__Set task__
Find the lines that contain the word "frac" and copy each one.

__Exercise inputs__
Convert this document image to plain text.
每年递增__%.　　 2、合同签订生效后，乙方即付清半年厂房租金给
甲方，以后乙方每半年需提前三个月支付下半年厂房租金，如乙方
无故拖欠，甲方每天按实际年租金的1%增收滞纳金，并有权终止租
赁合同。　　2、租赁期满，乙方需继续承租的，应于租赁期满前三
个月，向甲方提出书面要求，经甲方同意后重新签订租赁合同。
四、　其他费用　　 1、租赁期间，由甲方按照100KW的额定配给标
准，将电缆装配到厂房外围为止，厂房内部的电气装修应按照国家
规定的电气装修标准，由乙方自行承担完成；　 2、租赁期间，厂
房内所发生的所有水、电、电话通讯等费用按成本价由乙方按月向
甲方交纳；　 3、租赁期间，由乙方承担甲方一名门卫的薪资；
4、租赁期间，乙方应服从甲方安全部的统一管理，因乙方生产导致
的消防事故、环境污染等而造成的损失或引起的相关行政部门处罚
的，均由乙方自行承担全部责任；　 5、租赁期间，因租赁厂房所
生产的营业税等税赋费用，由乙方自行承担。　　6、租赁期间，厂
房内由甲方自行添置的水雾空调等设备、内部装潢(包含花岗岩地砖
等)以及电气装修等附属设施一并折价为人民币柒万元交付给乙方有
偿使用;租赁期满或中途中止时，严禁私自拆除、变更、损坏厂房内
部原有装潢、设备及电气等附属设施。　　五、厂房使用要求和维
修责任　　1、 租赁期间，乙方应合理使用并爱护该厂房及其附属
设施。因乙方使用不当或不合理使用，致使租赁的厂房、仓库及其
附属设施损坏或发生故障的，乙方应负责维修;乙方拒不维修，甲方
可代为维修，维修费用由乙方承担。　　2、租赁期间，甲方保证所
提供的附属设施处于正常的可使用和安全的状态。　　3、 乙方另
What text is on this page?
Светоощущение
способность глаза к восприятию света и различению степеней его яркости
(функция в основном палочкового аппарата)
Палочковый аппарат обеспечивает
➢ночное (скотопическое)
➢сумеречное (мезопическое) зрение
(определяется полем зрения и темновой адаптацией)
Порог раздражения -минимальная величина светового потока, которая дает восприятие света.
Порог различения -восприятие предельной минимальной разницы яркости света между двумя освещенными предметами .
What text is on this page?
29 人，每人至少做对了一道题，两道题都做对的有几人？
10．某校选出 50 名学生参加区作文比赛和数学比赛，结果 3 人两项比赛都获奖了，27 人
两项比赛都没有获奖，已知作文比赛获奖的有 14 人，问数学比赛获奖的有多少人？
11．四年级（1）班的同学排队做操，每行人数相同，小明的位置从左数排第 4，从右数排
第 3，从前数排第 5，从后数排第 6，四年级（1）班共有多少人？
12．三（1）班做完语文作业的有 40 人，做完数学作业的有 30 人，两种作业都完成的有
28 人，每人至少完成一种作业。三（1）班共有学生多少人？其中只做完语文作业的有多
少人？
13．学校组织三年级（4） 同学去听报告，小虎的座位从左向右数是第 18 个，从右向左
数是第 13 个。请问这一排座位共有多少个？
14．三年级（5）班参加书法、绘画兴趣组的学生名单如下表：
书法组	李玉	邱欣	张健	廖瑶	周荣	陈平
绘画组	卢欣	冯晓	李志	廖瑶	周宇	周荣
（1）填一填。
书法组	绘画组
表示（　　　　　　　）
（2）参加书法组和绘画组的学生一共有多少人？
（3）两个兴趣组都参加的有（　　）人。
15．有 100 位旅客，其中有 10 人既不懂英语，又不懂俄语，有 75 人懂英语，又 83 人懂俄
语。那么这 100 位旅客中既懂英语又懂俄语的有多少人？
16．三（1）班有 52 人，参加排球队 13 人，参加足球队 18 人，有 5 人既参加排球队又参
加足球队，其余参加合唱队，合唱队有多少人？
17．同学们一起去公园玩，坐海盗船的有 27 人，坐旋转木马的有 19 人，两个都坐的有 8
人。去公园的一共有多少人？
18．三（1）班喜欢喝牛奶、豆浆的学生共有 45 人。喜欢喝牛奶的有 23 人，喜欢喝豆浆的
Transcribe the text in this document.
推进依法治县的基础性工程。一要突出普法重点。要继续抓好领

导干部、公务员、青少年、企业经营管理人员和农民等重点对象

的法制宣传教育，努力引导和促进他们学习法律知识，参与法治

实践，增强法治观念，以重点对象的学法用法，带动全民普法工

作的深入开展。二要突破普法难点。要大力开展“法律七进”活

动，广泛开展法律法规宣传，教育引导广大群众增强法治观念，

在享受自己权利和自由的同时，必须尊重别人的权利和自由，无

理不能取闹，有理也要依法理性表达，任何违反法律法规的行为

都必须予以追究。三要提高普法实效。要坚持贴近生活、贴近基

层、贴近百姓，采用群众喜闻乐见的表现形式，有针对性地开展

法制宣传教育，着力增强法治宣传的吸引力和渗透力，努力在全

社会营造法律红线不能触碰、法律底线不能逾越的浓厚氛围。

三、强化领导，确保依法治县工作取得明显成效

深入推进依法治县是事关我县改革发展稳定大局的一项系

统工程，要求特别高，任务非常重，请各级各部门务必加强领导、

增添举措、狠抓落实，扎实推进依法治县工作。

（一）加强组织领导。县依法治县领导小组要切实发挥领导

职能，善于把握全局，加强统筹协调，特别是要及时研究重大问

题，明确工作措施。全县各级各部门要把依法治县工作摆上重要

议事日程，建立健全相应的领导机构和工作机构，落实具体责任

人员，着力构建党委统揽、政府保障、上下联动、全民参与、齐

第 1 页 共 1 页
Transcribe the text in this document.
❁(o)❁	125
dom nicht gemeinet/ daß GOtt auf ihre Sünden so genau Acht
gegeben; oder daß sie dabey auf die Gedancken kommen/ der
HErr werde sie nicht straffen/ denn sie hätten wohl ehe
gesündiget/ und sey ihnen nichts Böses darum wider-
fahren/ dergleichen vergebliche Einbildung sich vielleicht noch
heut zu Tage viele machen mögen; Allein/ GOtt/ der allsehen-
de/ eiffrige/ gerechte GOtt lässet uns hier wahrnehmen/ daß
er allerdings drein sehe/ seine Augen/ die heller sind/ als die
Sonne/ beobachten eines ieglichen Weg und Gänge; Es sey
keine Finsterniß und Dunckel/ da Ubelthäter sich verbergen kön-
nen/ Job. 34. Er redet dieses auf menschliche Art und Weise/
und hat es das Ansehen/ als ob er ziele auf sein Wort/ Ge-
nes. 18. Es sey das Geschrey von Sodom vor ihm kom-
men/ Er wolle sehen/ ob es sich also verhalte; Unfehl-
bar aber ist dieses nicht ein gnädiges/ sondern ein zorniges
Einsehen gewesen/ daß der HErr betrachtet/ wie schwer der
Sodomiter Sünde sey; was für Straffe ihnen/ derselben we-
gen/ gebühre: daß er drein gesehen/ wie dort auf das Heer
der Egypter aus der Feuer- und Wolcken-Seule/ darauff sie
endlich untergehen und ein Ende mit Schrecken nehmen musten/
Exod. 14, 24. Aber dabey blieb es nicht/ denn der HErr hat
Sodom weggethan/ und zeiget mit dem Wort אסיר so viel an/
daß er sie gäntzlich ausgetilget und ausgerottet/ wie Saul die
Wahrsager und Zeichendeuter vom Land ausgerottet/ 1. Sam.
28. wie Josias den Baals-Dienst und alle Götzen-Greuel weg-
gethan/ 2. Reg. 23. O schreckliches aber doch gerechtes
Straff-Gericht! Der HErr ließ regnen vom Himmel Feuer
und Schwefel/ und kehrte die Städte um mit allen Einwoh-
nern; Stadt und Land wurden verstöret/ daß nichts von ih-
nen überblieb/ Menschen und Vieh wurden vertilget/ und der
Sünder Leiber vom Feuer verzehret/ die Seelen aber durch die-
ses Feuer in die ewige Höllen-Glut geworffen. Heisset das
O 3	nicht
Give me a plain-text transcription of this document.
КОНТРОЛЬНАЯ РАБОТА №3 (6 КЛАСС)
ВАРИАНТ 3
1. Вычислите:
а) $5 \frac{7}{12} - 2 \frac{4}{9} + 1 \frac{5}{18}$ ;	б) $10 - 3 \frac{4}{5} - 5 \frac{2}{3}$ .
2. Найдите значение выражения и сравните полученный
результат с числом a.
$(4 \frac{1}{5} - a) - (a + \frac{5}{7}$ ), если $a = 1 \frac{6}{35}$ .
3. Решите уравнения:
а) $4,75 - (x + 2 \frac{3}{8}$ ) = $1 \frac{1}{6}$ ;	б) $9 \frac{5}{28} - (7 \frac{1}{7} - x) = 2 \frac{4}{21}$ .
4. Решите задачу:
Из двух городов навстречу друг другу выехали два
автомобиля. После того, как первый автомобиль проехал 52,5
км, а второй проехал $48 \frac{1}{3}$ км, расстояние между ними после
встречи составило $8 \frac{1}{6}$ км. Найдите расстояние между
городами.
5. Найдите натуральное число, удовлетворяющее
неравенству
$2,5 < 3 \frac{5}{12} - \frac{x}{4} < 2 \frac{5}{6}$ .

__Answer__
а) $5 \frac{7}{12} - 2 \frac{4}{9} + 1 \frac{5}{18}$ ;	б) $10 - 3 \frac{4}{5} - 5 \frac{2}{3}$ .
$(4 \frac{1}{5} - a) - (a + \frac{5}{7}$ ), если $a = 1 \frac{6}{35}$ .
а) $4,75 - (x + 2 \frac{3}{8}$ ) = $1 \frac{1}{6}$ ;	б) $9 \frac{5}{28} - (7 \frac{1}{7} - x) = 2 \frac{4}{21}$ .
км, а второй проехал $48 \frac{1}{3}$ км, расстояние между ними после
встречи составило $8 \frac{1}{6}$ км. Найдите расстояние между
$2,5 < 3 \frac{5}{12} - \frac{x}{4} < 2 \frac{5}{6}$ .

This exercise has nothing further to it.